● **EXERCISE DIRECTIONS**
Pick out every line with the word "this" and copy it.

● **Data entries for graphics**
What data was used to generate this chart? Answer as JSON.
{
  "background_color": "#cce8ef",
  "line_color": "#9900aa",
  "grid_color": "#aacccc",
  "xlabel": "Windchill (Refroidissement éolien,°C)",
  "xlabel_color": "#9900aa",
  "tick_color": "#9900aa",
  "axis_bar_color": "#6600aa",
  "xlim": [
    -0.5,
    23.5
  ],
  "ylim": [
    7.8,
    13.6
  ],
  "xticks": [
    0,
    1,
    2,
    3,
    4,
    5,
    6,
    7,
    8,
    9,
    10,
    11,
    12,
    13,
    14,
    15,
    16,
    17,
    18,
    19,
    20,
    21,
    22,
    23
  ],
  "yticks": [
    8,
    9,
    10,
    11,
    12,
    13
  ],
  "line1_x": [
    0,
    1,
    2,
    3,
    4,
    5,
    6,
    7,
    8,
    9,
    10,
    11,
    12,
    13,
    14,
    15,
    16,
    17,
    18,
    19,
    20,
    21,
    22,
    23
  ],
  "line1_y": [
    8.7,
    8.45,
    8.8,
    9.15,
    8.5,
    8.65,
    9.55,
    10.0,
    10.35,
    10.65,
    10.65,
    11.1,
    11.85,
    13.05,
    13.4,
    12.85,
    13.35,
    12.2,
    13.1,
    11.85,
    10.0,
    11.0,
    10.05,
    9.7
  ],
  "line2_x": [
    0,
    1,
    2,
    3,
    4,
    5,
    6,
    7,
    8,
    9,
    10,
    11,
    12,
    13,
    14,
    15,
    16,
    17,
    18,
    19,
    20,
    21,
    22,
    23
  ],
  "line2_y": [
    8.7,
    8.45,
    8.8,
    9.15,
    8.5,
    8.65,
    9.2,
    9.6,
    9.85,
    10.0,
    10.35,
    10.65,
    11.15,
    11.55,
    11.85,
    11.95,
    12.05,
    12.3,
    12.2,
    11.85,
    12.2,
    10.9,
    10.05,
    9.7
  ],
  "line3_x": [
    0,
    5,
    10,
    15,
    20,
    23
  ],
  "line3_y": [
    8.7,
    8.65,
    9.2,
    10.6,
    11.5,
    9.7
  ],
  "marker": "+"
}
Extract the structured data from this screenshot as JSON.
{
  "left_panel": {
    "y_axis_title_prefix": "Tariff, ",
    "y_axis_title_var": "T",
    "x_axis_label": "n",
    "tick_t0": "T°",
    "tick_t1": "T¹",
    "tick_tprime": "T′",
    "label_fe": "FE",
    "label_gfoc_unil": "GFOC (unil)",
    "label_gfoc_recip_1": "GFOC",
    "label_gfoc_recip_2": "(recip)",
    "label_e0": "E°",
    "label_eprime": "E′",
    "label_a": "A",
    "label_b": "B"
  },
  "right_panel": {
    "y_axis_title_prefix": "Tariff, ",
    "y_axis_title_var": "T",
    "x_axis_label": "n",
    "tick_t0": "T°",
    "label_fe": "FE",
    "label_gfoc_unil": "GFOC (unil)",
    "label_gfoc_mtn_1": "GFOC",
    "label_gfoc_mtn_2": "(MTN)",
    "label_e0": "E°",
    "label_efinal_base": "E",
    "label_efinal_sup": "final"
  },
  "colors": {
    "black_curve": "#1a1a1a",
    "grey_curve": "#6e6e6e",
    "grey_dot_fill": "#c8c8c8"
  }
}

● **TASK RESULT**
What data was used to generate this chart? Answer as JSON.
Extract the structured data from this screenshot as JSON.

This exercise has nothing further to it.